▶ _Aim of the exercise_:
Write out the material exactly, leaving every picture behind.

▶ _Exercise input_:
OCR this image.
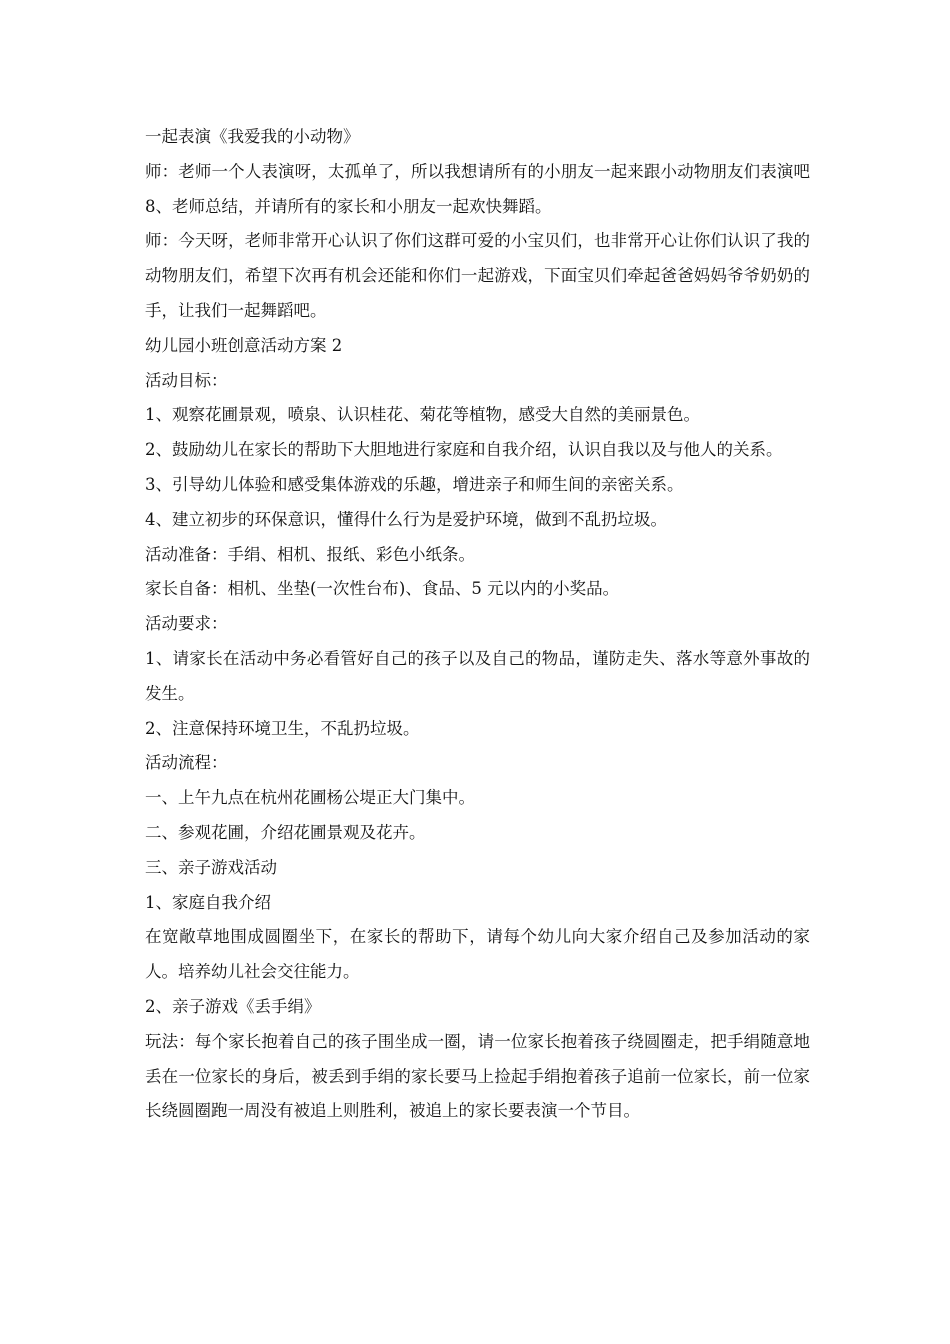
一起表演《我爱我的小动物》

师：老师一个人表演呀，太孤单了，所以我想请所有的小朋友一起来跟小动物朋友们表演吧 8、老师总结，并请所有的家长和小朋友一起欢快舞蹈。

师：今天呀，老师非常开心认识了你们这群可爱的小宝贝们，也非常开心让你们认识了我的动物朋友们，希望下次再有机会还能和你们一起游戏，下面宝贝们牵起爸爸妈妈爷爷奶奶的手，让我们一起舞蹈吧。

幼儿园小班创意活动方案 2

活动目标：

1、观察花圃景观，喷泉、认识桂花、菊花等植物，感受大自然的美丽景色。

2、鼓励幼儿在家长的帮助下大胆地进行家庭和自我介绍，认识自我以及与他人的关系。

3、引导幼儿体验和感受集体游戏的乐趣，增进亲子和师生间的亲密关系。

4、建立初步的环保意识，懂得什么行为是爱护环境，做到不乱扔垃圾。

活动准备：手绢、相机、报纸、彩色小纸条。

家长自备：相机、坐垫(一次性台布)、食品、5 元以内的小奖品。

活动要求：

1、请家长在活动中务必看管好自己的孩子以及自己的物品，谨防走失、落水等意外事故的发生。

2、注意保持环境卫生，不乱扔垃圾。

活动流程：

一、上午九点在杭州花圃杨公堤正大门集中。

二、参观花圃，介绍花圃景观及花卉。

三、亲子游戏活动

1、家庭自我介绍

在宽敞草地围成圆圈坐下，在家长的帮助下，请每个幼儿向大家介绍自己及参加活动的家人。培养幼儿社会交往能力。

2、亲子游戏《丢手绢》

玩法：每个家长抱着自己的孩子围坐成一圈，请一位家长抱着孩子绕圆圈走，把手绢随意地丢在一位家长的身后，被丢到手绢的家长要马上捡起手绢抱着孩子追前一位家长，前一位家长绕圆圈跑一周没有被追上则胜利，被追上的家长要表演一个节目。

▶ _Output_:
OCR this image.
一起表演《我爱我的小动物》

师：老师一个人表演呀，太孤单了，所以我想请所有的小朋友一起来跟小动物朋友们表演吧 8、老师总结，并请所有的家长和小朋友一起欢快舞蹈。

师：今天呀，老师非常开心认识了你们这群可爱的小宝贝们，也非常开心让你们认识了我的动物朋友们，希望下次再有机会还能和你们一起游戏，下面宝贝们牵起爸爸妈妈爷爷奶奶的手，让我们一起舞蹈吧。

幼儿园小班创意活动方案 2

活动目标：

1、观察花圃景观，喷泉、认识桂花、菊花等植物，感受大自然的美丽景色。

2、鼓励幼儿在家长的帮助下大胆地进行家庭和自我介绍，认识自我以及与他人的关系。

3、引导幼儿体验和感受集体游戏的乐趣，增进亲子和师生间的亲密关系。

4、建立初步的环保意识，懂得什么行为是爱护环境，做到不乱扔垃圾。

活动准备：手绢、相机、报纸、彩色小纸条。

家长自备：相机、坐垫(一次性台布)、食品、5 元以内的小奖品。

活动要求：

1、请家长在活动中务必看管好自己的孩子以及自己的物品，谨防走失、落水等意外事故的发生。

2、注意保持环境卫生，不乱扔垃圾。

活动流程：

一、上午九点在杭州花圃杨公堤正大门集中。

二、参观花圃，介绍花圃景观及花卉。

三、亲子游戏活动

1、家庭自我介绍

在宽敞草地围成圆圈坐下，在家长的帮助下，请每个幼儿向大家介绍自己及参加活动的家人。培养幼儿社会交往能力。

2、亲子游戏《丢手绢》

玩法：每个家长抱着自己的孩子围坐成一圈，请一位家长抱着孩子绕圆圈走，把手绢随意地丢在一位家长的身后，被丢到手绢的家长要马上捡起手绢抱着孩子追前一位家长，前一位家长绕圆圈跑一周没有被追上则胜利，被追上的家长要表演一个节目。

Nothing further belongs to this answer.